**PROBLEM TO SOLVE:** Your task is to quote the material that follows, in full and exactly.

::::::

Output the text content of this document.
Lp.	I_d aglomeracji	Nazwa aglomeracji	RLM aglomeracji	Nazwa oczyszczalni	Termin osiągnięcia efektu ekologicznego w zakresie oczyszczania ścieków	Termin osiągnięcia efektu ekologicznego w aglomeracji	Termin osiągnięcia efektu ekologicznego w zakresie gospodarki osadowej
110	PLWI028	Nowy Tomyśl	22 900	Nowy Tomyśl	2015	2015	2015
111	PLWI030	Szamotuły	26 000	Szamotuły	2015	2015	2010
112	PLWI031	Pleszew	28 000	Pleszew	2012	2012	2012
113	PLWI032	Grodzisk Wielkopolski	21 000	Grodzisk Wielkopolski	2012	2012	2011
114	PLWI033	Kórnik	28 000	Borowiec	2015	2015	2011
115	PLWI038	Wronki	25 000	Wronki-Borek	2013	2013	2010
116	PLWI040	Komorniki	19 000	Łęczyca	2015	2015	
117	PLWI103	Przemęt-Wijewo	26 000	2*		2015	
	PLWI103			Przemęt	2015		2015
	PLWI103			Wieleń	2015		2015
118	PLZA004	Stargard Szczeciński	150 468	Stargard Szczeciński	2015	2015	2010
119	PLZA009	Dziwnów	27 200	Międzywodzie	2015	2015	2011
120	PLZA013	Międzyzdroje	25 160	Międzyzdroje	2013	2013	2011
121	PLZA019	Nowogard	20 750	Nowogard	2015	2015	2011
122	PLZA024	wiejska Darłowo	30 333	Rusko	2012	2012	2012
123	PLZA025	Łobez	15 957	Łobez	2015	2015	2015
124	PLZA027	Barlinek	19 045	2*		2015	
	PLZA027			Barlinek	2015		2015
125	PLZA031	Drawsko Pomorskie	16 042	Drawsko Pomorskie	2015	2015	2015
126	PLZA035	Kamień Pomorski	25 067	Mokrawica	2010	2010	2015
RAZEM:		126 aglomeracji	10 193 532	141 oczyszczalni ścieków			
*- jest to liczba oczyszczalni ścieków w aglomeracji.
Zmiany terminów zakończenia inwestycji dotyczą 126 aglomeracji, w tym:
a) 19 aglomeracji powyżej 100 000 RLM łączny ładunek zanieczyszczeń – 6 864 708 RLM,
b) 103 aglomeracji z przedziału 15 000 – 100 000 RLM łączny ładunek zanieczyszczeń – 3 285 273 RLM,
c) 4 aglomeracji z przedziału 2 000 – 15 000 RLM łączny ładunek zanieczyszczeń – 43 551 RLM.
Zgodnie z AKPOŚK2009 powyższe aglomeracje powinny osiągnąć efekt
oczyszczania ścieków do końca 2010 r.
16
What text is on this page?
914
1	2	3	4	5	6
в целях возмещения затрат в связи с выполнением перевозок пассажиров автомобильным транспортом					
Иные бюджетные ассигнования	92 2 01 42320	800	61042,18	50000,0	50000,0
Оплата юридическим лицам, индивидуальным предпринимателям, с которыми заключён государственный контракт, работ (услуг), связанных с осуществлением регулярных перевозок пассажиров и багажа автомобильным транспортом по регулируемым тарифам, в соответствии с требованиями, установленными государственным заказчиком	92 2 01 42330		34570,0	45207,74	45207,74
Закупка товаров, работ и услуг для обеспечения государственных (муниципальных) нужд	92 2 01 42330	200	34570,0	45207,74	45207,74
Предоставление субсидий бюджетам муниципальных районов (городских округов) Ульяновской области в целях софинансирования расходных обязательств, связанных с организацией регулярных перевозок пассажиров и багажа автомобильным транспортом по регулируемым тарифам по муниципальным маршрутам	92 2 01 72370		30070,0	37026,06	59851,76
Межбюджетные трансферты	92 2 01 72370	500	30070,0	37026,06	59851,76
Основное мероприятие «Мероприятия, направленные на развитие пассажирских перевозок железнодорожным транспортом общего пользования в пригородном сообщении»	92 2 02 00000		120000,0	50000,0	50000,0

::::::

**TASK OUTPUT:**
Output the text content of this document.
Lp.	I_d aglomeracji	Nazwa aglomeracji	RLM aglomeracji	Nazwa oczyszczalni	Termin osiągnięcia efektu ekologicznego w zakresie oczyszczania ścieków	Termin osiągnięcia efektu ekologicznego w aglomeracji	Termin osiągnięcia efektu ekologicznego w zakresie gospodarki osadowej
110	PLWI028	Nowy Tomyśl	22 900	Nowy Tomyśl	2015	2015	2015
111	PLWI030	Szamotuły	26 000	Szamotuły	2015	2015	2010
112	PLWI031	Pleszew	28 000	Pleszew	2012	2012	2012
113	PLWI032	Grodzisk Wielkopolski	21 000	Grodzisk Wielkopolski	2012	2012	2011
114	PLWI033	Kórnik	28 000	Borowiec	2015	2015	2011
115	PLWI038	Wronki	25 000	Wronki-Borek	2013	2013	2010
116	PLWI040	Komorniki	19 000	Łęczyca	2015	2015	
117	PLWI103	Przemęt-Wijewo	26 000	2*		2015	
	PLWI103			Przemęt	2015		2015
	PLWI103			Wieleń	2015		2015
118	PLZA004	Stargard Szczeciński	150 468	Stargard Szczeciński	2015	2015	2010
119	PLZA009	Dziwnów	27 200	Międzywodzie	2015	2015	2011
120	PLZA013	Międzyzdroje	25 160	Międzyzdroje	2013	2013	2011
121	PLZA019	Nowogard	20 750	Nowogard	2015	2015	2011
122	PLZA024	wiejska Darłowo	30 333	Rusko	2012	2012	2012
123	PLZA025	Łobez	15 957	Łobez	2015	2015	2015
124	PLZA027	Barlinek	19 045	2*		2015	
	PLZA027			Barlinek	2015		2015
125	PLZA031	Drawsko Pomorskie	16 042	Drawsko Pomorskie	2015	2015	2015
126	PLZA035	Kamień Pomorski	25 067	Mokrawica	2010	2010	2015
RAZEM:		126 aglomeracji	10 193 532	141 oczyszczalni ścieków			
*- jest to liczba oczyszczalni ścieków w aglomeracji.
Zmiany terminów zakończenia inwestycji dotyczą 126 aglomeracji, w tym:
a) 19 aglomeracji powyżej 100 000 RLM łączny ładunek zanieczyszczeń – 6 864 708 RLM,
b) 103 aglomeracji z przedziału 15 000 – 100 000 RLM łączny ładunek zanieczyszczeń – 3 285 273 RLM,
c) 4 aglomeracji z przedziału 2 000 – 15 000 RLM łączny ładunek zanieczyszczeń – 43 551 RLM.
Zgodnie z AKPOŚK2009 powyższe aglomeracje powinny osiągnąć efekt
oczyszczania ścieków do końca 2010 r.
16
What text is on this page?
914
1	2	3	4	5	6
в целях возмещения затрат в связи с выполнением перевозок пассажиров автомобильным транспортом					
Иные бюджетные ассигнования	92 2 01 42320	800	61042,18	50000,0	50000,0
Оплата юридическим лицам, индивидуальным предпринимателям, с которыми заключён государственный контракт, работ (услуг), связанных с осуществлением регулярных перевозок пассажиров и багажа автомобильным транспортом по регулируемым тарифам, в соответствии с требованиями, установленными государственным заказчиком	92 2 01 42330		34570,0	45207,74	45207,74
Закупка товаров, работ и услуг для обеспечения государственных (муниципальных) нужд	92 2 01 42330	200	34570,0	45207,74	45207,74
Предоставление субсидий бюджетам муниципальных районов (городских округов) Ульяновской области в целях софинансирования расходных обязательств, связанных с организацией регулярных перевозок пассажиров и багажа автомобильным транспортом по регулируемым тарифам по муниципальным маршрутам	92 2 01 72370		30070,0	37026,06	59851,76
Межбюджетные трансферты	92 2 01 72370	500	30070,0	37026,06	59851,76
Основное мероприятие «Мероприятия, направленные на развитие пассажирских перевозок железнодорожным транспортом общего пользования в пригородном сообщении»	92 2 02 00000		120000,0	50000,0	50000,0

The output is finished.